Report the number of lines where the string "approach" occurs, and write nothing else.

** begin MATERIAL SUPPLIED **

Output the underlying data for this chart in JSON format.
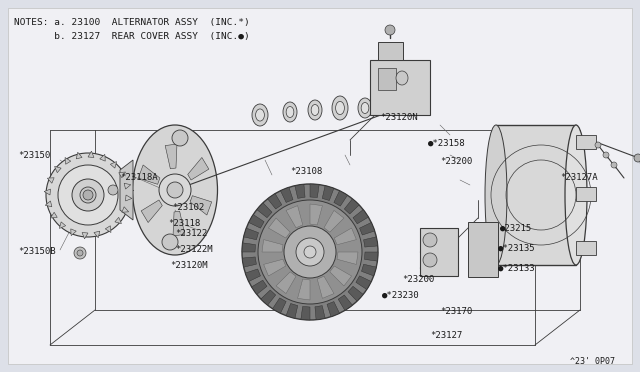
{
  "bg_color": "#dde0e8",
  "line_color": "#3a3a3a",
  "text_color": "#1a1a1a",
  "notes_line1": "NOTES: a. 23100  ALTERNATOR ASSY  (INC.*)",
  "notes_line2": "       b. 23127  REAR COVER ASSY  (INC.●)",
  "part_number_suffix": "^23' 0P07",
  "figw": 6.4,
  "figh": 3.72,
  "dpi": 100
}
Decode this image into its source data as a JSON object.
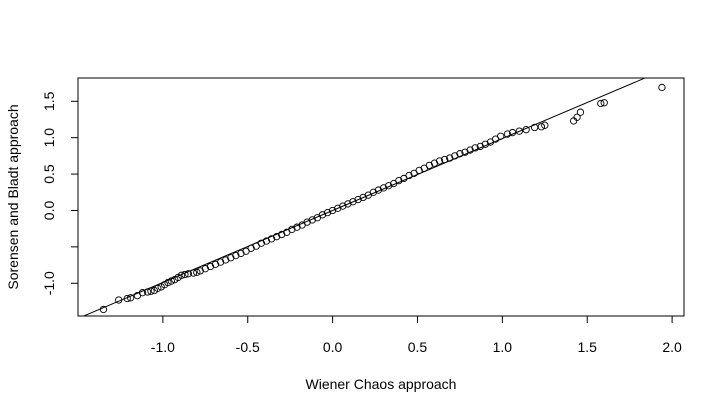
{
  "chart_data": {
    "type": "scatter",
    "title": "",
    "xlabel": "Wiener Chaos approach",
    "ylabel": "Sorensen and Bladt approach",
    "xlim": [
      -1.5,
      2.07
    ],
    "ylim": [
      -1.45,
      1.82
    ],
    "x_ticks": [
      {
        "value": -1.0,
        "label": "-1.0"
      },
      {
        "value": -0.5,
        "label": "-0.5"
      },
      {
        "value": 0.0,
        "label": "0.0"
      },
      {
        "value": 0.5,
        "label": "0.5"
      },
      {
        "value": 1.0,
        "label": "1.0"
      },
      {
        "value": 1.5,
        "label": "1.5"
      },
      {
        "value": 2.0,
        "label": "2.0"
      }
    ],
    "y_ticks": [
      {
        "value": -1.0,
        "label": "-1.0"
      },
      {
        "value": -0.5,
        "label": ""
      },
      {
        "value": 0.0,
        "label": "0.0"
      },
      {
        "value": 0.5,
        "label": "0.5"
      },
      {
        "value": 1.0,
        "label": "1.0"
      },
      {
        "value": 1.5,
        "label": "1.5"
      }
    ],
    "reference_line": {
      "intercept": 0.0,
      "slope": 0.989
    },
    "grid": false,
    "legend": "none",
    "marker": "open-circle",
    "color": "#000000",
    "series": [
      {
        "points": [
          [
            -1.35,
            -1.36
          ],
          [
            -1.26,
            -1.23
          ],
          [
            -1.21,
            -1.21
          ],
          [
            -1.19,
            -1.2
          ],
          [
            -1.15,
            -1.17
          ],
          [
            -1.12,
            -1.13
          ],
          [
            -1.09,
            -1.12
          ],
          [
            -1.07,
            -1.11
          ],
          [
            -1.05,
            -1.1
          ],
          [
            -1.03,
            -1.07
          ],
          [
            -1.01,
            -1.05
          ],
          [
            -0.99,
            -1.02
          ],
          [
            -0.97,
            -0.99
          ],
          [
            -0.95,
            -0.97
          ],
          [
            -0.93,
            -0.95
          ],
          [
            -0.91,
            -0.92
          ],
          [
            -0.89,
            -0.89
          ],
          [
            -0.87,
            -0.88
          ],
          [
            -0.85,
            -0.87
          ],
          [
            -0.82,
            -0.86
          ],
          [
            -0.8,
            -0.85
          ],
          [
            -0.78,
            -0.83
          ],
          [
            -0.75,
            -0.8
          ],
          [
            -0.72,
            -0.77
          ],
          [
            -0.69,
            -0.74
          ],
          [
            -0.66,
            -0.71
          ],
          [
            -0.63,
            -0.68
          ],
          [
            -0.6,
            -0.65
          ],
          [
            -0.57,
            -0.62
          ],
          [
            -0.54,
            -0.59
          ],
          [
            -0.51,
            -0.56
          ],
          [
            -0.48,
            -0.52
          ],
          [
            -0.45,
            -0.49
          ],
          [
            -0.42,
            -0.45
          ],
          [
            -0.39,
            -0.42
          ],
          [
            -0.36,
            -0.39
          ],
          [
            -0.33,
            -0.36
          ],
          [
            -0.3,
            -0.33
          ],
          [
            -0.27,
            -0.3
          ],
          [
            -0.24,
            -0.26
          ],
          [
            -0.21,
            -0.23
          ],
          [
            -0.18,
            -0.2
          ],
          [
            -0.15,
            -0.16
          ],
          [
            -0.12,
            -0.13
          ],
          [
            -0.09,
            -0.1
          ],
          [
            -0.06,
            -0.06
          ],
          [
            -0.03,
            -0.03
          ],
          [
            0.0,
            0.0
          ],
          [
            0.03,
            0.03
          ],
          [
            0.06,
            0.06
          ],
          [
            0.09,
            0.09
          ],
          [
            0.12,
            0.12
          ],
          [
            0.15,
            0.15
          ],
          [
            0.18,
            0.18
          ],
          [
            0.21,
            0.21
          ],
          [
            0.24,
            0.25
          ],
          [
            0.27,
            0.28
          ],
          [
            0.3,
            0.31
          ],
          [
            0.33,
            0.34
          ],
          [
            0.36,
            0.37
          ],
          [
            0.39,
            0.41
          ],
          [
            0.42,
            0.44
          ],
          [
            0.45,
            0.48
          ],
          [
            0.48,
            0.51
          ],
          [
            0.51,
            0.55
          ],
          [
            0.54,
            0.58
          ],
          [
            0.57,
            0.62
          ],
          [
            0.6,
            0.65
          ],
          [
            0.63,
            0.68
          ],
          [
            0.66,
            0.7
          ],
          [
            0.69,
            0.72
          ],
          [
            0.72,
            0.75
          ],
          [
            0.75,
            0.78
          ],
          [
            0.78,
            0.8
          ],
          [
            0.81,
            0.83
          ],
          [
            0.84,
            0.86
          ],
          [
            0.87,
            0.88
          ],
          [
            0.9,
            0.91
          ],
          [
            0.93,
            0.94
          ],
          [
            0.96,
            0.98
          ],
          [
            0.99,
            1.02
          ],
          [
            1.03,
            1.05
          ],
          [
            1.06,
            1.07
          ],
          [
            1.1,
            1.09
          ],
          [
            1.14,
            1.11
          ],
          [
            1.19,
            1.14
          ],
          [
            1.23,
            1.15
          ],
          [
            1.25,
            1.17
          ],
          [
            1.42,
            1.23
          ],
          [
            1.44,
            1.28
          ],
          [
            1.46,
            1.35
          ],
          [
            1.58,
            1.47
          ],
          [
            1.6,
            1.48
          ],
          [
            1.94,
            1.69
          ]
        ]
      }
    ]
  }
}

** end MATERIAL SUPPLIED **

■ **WRITTEN SOLUTION**
2